Source data:
· · · · · · ·

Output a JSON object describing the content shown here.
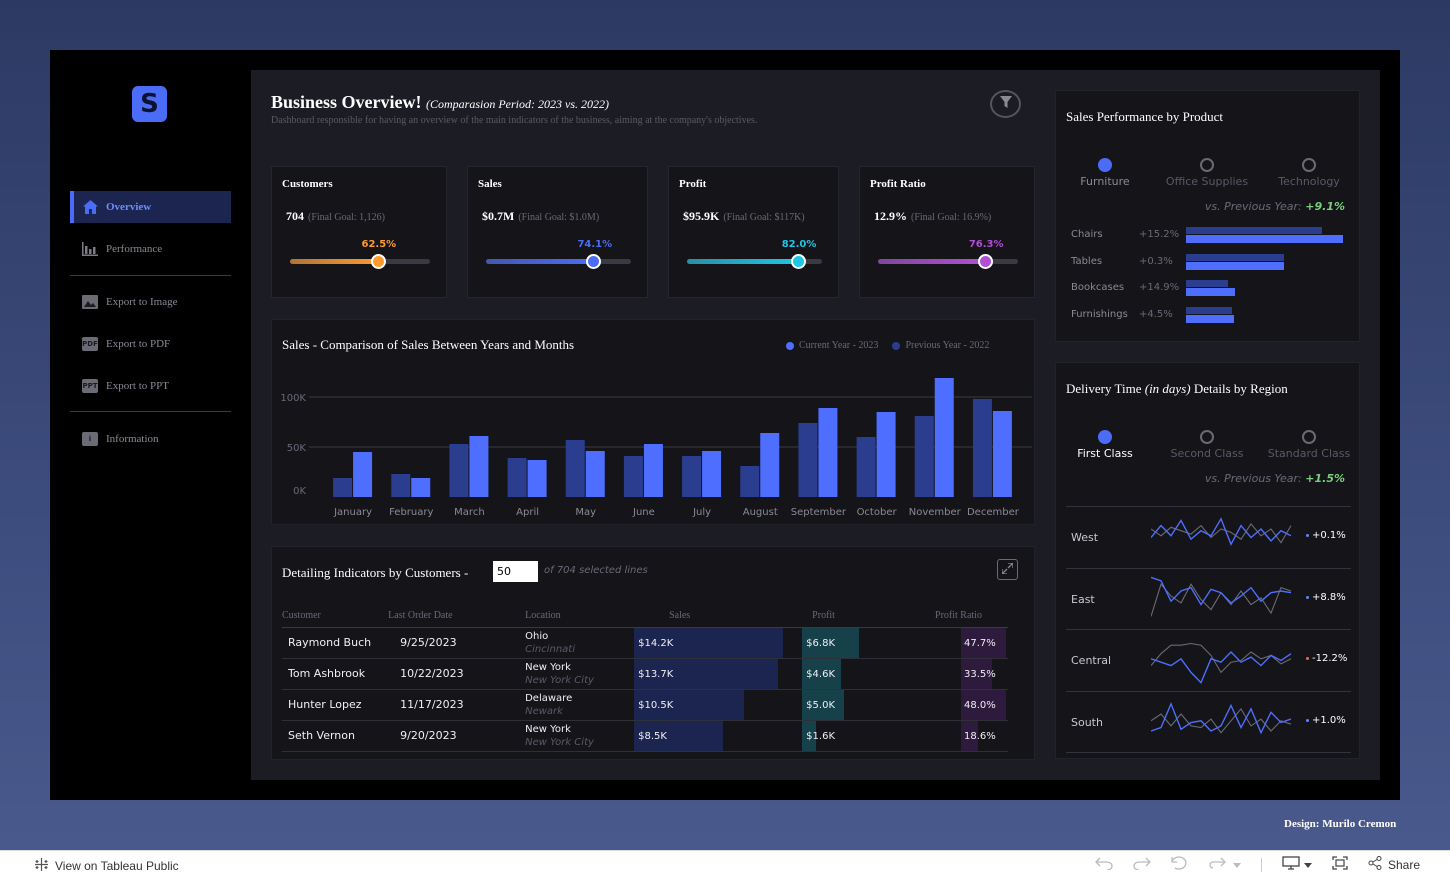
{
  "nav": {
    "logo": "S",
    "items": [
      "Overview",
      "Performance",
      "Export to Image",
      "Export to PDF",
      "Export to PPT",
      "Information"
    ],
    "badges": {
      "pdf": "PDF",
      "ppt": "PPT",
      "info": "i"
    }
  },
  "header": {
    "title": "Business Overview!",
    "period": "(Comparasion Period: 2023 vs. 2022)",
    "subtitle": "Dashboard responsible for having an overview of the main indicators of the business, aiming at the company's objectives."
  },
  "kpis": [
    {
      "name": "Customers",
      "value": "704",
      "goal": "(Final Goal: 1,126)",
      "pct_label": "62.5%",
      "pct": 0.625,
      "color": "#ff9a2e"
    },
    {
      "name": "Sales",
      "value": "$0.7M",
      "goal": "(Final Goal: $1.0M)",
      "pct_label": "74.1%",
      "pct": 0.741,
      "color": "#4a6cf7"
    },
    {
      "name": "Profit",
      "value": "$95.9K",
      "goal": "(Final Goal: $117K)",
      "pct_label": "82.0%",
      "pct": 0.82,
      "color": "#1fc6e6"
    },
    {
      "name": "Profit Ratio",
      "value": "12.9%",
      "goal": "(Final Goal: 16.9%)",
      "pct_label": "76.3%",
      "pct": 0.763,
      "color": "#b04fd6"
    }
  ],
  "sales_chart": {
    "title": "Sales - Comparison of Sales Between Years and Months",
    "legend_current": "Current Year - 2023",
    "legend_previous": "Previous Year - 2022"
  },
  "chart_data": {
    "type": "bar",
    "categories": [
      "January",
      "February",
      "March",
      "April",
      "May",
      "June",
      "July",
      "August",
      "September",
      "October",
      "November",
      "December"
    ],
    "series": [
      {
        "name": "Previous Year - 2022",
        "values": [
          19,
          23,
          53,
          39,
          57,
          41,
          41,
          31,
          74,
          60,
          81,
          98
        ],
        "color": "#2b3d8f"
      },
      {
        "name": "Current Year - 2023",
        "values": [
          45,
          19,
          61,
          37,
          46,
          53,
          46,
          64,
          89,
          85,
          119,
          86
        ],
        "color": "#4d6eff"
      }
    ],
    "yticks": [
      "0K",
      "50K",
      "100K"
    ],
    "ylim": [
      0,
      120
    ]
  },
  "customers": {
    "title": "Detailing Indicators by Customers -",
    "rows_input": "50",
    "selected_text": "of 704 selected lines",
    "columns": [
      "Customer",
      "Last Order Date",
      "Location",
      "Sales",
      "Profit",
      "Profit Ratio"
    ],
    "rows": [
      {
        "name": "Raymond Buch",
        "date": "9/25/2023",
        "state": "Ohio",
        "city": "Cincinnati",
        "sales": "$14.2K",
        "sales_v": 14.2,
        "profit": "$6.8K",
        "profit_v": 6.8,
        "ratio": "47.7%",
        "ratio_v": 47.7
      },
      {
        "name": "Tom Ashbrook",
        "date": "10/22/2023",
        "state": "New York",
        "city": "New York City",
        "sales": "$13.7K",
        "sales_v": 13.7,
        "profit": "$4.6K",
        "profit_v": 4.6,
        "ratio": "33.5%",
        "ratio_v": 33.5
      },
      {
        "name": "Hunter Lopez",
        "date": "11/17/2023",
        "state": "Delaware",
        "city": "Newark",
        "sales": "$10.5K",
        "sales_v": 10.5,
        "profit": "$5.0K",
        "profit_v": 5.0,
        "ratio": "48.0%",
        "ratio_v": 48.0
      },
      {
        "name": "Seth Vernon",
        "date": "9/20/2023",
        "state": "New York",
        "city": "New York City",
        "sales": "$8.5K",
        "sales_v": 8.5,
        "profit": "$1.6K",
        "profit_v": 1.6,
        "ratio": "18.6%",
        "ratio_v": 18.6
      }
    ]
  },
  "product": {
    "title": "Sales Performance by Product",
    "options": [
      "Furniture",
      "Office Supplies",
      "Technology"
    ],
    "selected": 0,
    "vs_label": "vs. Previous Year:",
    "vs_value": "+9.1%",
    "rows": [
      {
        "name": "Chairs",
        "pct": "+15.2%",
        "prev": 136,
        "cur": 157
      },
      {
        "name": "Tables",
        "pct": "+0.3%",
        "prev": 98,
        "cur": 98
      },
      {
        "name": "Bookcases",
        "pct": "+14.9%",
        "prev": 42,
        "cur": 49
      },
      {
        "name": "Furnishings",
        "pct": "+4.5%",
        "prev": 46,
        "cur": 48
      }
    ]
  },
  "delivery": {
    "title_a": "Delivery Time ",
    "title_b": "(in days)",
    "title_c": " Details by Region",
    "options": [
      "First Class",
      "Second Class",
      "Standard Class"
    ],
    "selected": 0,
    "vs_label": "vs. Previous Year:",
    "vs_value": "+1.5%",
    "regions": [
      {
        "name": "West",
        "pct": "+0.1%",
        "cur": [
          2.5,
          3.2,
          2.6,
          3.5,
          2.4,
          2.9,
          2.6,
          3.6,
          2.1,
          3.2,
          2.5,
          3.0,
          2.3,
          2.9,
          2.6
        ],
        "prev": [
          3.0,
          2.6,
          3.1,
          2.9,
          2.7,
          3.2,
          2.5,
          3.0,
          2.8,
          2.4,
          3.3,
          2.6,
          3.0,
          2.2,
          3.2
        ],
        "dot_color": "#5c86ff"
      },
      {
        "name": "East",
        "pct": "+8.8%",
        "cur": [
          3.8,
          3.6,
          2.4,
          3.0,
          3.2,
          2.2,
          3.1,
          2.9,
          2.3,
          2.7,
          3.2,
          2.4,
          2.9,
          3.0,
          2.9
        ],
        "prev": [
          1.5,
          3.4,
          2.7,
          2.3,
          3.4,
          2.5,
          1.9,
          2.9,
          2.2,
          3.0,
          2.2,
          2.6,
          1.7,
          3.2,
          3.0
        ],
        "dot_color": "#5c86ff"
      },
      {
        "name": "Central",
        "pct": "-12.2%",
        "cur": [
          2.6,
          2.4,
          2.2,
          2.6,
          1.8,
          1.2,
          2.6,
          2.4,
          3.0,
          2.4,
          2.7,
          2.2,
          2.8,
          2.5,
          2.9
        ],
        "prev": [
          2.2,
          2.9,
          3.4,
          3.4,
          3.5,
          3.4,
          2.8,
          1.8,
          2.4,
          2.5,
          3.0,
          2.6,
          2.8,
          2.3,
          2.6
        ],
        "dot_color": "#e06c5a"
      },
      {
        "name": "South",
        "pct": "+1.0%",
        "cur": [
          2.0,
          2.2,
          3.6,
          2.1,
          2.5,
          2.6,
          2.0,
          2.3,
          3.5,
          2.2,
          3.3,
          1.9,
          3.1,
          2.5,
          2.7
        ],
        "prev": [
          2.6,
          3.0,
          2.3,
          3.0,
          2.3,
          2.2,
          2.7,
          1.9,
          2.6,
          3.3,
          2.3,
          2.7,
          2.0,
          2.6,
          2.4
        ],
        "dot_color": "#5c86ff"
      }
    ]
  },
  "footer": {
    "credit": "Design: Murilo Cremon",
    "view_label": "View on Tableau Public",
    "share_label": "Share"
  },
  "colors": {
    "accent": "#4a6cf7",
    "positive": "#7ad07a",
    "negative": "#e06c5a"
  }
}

· · · · · · ·

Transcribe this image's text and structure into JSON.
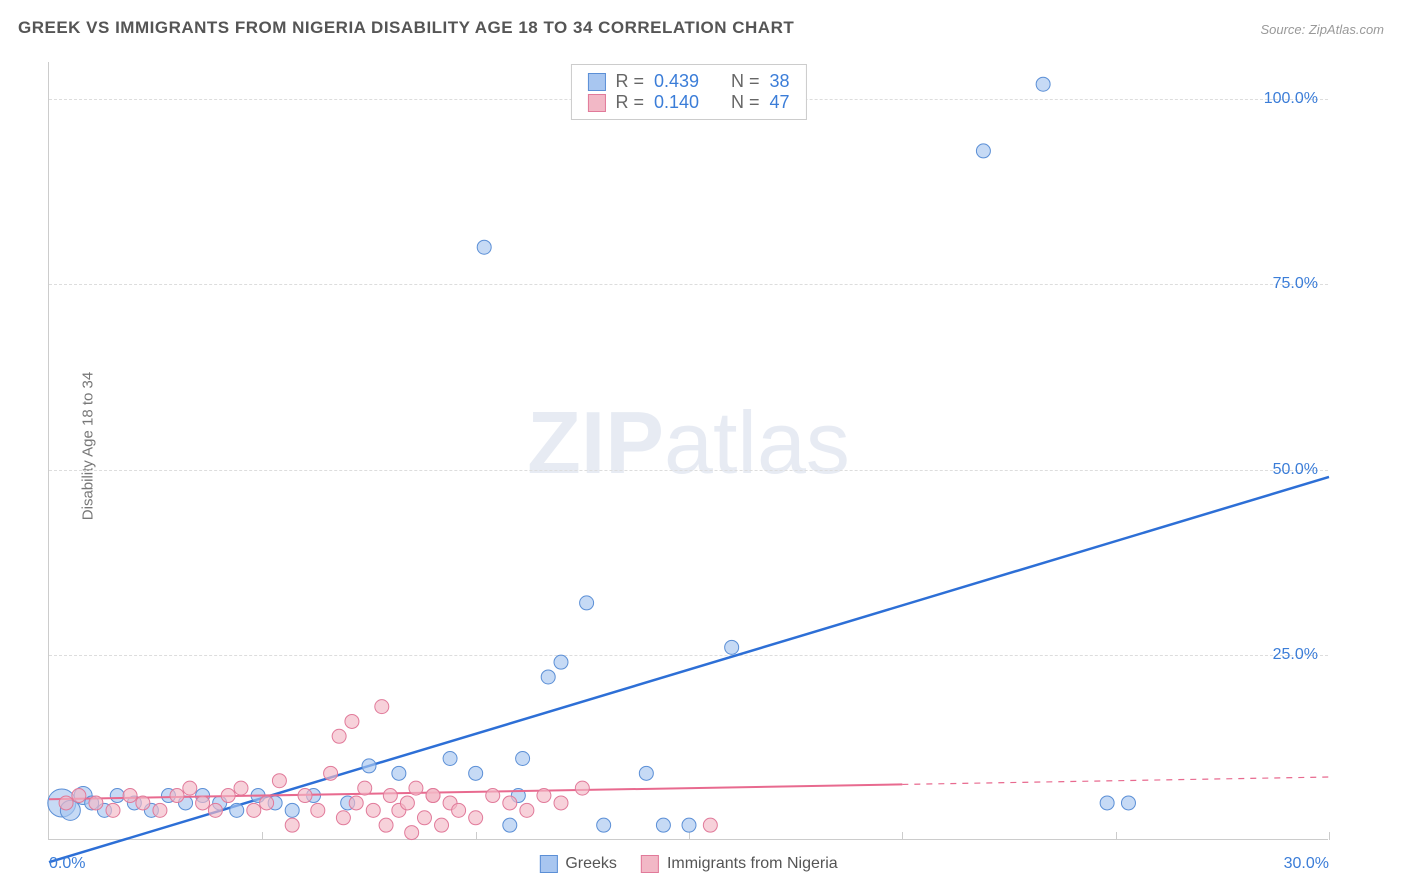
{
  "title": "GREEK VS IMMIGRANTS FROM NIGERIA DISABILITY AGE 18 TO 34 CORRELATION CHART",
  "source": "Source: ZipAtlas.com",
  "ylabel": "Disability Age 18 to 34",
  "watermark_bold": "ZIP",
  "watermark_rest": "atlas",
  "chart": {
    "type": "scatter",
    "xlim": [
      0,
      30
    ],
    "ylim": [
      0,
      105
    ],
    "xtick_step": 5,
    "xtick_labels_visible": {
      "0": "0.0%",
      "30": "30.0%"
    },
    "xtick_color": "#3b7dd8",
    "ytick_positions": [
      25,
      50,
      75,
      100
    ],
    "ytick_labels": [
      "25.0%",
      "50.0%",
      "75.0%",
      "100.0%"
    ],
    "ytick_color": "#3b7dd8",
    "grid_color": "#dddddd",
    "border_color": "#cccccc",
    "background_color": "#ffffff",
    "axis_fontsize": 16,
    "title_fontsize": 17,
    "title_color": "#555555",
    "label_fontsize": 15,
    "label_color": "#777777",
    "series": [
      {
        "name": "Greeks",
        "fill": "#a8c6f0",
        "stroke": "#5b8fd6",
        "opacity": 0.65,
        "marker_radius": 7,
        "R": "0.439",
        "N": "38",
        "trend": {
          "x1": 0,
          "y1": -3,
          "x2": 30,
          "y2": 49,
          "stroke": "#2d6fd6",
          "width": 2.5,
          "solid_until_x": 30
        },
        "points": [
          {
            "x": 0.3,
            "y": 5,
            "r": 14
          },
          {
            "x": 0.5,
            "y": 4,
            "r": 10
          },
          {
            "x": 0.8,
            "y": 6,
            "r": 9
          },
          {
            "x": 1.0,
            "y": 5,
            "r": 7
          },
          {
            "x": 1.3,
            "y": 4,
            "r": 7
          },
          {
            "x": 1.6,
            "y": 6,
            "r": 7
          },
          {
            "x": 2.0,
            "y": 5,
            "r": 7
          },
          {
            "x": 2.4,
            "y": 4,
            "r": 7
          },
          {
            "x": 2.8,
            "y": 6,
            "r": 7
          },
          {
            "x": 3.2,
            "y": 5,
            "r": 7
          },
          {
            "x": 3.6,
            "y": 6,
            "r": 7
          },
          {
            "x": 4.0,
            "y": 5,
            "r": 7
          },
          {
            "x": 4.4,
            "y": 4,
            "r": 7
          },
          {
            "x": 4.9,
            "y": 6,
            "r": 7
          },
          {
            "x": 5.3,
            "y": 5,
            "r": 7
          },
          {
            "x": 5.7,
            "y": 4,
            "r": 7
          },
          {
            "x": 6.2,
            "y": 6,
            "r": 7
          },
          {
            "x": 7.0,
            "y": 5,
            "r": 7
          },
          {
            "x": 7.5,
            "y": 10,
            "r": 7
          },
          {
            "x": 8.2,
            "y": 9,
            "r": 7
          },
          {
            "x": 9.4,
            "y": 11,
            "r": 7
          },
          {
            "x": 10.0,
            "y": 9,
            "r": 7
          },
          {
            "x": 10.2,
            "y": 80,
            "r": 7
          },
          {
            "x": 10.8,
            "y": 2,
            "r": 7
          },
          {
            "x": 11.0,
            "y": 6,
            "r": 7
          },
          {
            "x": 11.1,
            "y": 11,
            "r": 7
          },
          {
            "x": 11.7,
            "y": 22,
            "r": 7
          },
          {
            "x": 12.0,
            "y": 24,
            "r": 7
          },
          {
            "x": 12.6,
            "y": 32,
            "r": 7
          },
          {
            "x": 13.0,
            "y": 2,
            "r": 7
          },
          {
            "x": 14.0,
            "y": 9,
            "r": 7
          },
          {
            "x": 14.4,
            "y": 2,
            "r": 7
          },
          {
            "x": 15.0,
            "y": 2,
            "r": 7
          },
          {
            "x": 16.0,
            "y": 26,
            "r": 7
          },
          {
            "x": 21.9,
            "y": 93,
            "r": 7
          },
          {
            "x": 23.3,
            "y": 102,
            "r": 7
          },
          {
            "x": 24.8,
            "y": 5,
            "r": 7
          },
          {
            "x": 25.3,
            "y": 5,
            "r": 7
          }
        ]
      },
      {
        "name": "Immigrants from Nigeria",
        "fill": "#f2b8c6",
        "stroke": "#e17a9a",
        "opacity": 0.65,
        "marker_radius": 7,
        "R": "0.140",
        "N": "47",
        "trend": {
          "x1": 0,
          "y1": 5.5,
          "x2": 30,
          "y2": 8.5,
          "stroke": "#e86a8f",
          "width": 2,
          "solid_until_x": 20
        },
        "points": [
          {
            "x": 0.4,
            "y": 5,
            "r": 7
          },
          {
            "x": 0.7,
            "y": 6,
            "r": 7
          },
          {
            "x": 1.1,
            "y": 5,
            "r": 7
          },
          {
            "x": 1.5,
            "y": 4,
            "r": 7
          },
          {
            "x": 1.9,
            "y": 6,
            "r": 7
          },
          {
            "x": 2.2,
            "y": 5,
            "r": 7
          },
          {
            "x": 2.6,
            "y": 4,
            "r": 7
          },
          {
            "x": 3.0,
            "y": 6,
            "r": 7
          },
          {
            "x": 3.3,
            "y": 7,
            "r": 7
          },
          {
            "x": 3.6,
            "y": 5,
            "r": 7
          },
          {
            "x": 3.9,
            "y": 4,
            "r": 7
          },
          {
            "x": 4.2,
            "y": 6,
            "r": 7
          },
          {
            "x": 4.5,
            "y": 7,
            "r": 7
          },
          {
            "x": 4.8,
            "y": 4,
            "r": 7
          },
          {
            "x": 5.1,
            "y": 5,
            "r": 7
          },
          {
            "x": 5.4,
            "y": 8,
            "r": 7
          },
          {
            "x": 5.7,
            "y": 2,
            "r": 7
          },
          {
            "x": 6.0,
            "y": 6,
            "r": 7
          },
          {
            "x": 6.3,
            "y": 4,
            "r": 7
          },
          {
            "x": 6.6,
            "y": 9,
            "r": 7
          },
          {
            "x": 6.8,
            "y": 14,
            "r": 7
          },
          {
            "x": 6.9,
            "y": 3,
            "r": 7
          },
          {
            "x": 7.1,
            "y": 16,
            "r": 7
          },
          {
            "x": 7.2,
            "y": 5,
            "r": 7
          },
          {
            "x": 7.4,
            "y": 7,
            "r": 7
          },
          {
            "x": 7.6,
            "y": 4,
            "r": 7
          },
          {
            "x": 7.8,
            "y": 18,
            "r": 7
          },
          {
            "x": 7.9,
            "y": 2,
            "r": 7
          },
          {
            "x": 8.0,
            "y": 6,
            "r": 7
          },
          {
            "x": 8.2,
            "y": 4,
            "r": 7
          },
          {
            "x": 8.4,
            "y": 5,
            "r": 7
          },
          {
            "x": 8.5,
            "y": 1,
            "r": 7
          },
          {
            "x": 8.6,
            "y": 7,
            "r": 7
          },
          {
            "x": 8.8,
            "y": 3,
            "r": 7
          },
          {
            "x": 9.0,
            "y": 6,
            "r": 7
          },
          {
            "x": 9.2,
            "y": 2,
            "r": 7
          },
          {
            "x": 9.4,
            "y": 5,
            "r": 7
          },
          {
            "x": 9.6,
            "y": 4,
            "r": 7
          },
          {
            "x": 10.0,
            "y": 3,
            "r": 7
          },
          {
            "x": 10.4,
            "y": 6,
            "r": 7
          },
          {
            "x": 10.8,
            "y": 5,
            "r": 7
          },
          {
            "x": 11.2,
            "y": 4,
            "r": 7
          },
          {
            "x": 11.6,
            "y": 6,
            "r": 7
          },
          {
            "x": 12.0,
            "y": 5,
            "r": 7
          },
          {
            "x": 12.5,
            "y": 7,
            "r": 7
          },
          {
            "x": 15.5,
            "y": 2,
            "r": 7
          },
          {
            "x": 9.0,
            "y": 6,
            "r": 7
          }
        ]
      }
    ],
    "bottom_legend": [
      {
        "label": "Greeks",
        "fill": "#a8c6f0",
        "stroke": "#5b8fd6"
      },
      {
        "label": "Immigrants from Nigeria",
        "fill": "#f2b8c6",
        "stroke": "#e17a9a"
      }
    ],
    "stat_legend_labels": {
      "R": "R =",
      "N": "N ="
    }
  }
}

· · · · · · ·

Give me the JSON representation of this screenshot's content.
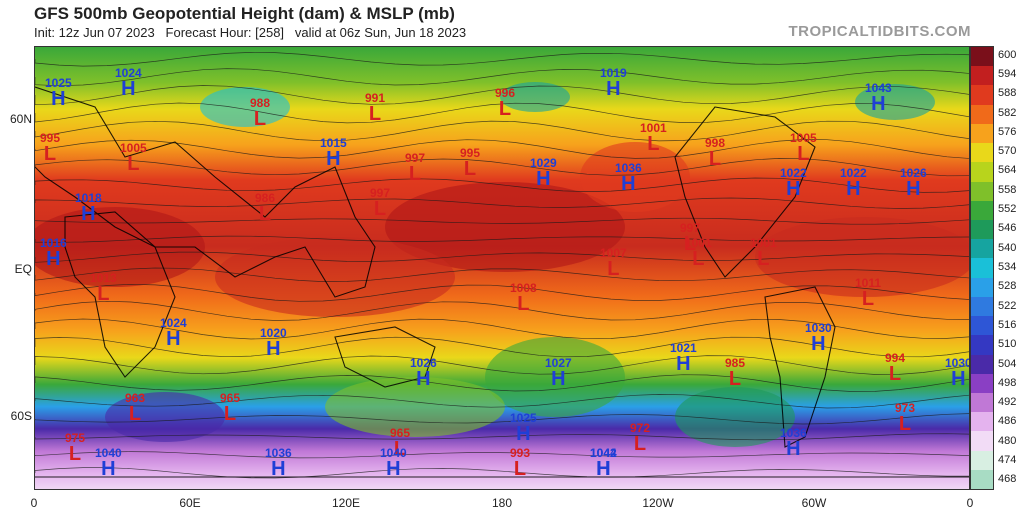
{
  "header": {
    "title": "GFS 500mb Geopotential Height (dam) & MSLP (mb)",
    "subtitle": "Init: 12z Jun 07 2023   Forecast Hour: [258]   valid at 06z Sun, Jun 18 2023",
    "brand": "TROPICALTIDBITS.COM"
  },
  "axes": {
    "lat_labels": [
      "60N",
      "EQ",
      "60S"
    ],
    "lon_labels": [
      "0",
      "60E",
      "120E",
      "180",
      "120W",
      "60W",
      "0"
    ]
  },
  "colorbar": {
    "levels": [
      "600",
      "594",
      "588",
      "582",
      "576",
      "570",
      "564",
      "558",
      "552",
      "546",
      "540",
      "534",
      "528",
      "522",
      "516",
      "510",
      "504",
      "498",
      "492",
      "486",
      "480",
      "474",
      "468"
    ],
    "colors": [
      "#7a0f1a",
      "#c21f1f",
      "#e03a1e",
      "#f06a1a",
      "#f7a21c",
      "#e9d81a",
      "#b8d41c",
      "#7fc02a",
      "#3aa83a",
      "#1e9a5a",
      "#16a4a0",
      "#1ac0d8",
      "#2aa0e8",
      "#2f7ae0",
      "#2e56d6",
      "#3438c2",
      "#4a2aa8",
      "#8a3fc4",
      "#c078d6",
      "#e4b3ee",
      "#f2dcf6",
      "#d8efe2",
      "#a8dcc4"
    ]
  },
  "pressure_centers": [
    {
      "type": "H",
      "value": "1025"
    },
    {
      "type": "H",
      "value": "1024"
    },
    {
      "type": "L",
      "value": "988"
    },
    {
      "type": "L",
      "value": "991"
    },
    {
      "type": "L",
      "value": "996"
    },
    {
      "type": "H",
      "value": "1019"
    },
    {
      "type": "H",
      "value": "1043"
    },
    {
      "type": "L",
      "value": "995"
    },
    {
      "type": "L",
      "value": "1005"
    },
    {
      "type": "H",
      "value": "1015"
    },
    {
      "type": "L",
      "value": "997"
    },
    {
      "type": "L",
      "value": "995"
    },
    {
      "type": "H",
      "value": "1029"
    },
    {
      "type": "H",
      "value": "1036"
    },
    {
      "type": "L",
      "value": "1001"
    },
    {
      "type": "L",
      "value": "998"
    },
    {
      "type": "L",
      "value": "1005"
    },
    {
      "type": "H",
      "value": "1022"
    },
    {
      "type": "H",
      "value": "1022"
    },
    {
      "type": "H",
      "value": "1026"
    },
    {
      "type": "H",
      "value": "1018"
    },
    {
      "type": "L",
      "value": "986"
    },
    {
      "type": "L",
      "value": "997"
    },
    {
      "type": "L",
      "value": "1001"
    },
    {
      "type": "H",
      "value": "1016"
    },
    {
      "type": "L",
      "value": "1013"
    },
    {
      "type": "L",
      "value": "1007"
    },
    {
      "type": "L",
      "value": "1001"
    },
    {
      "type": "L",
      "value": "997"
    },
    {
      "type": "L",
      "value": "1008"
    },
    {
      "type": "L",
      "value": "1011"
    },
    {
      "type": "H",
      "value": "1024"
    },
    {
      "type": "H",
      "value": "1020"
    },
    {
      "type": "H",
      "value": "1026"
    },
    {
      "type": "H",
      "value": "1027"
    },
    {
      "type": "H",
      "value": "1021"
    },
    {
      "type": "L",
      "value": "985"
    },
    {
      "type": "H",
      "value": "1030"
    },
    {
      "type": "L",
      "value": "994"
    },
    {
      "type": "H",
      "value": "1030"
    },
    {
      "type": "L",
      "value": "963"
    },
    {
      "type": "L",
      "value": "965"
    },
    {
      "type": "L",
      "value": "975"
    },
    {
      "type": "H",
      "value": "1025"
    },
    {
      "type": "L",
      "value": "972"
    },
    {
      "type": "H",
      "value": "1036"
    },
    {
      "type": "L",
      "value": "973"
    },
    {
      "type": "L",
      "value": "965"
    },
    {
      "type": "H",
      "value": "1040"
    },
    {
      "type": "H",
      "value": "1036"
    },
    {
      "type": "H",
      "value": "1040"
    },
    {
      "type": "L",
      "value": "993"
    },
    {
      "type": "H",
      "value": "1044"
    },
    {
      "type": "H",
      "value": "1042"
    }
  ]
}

· · · · · · ·

What is required:
Count the lines of the listing above that include the word "this" and state the total with nothing else.

Written response:
2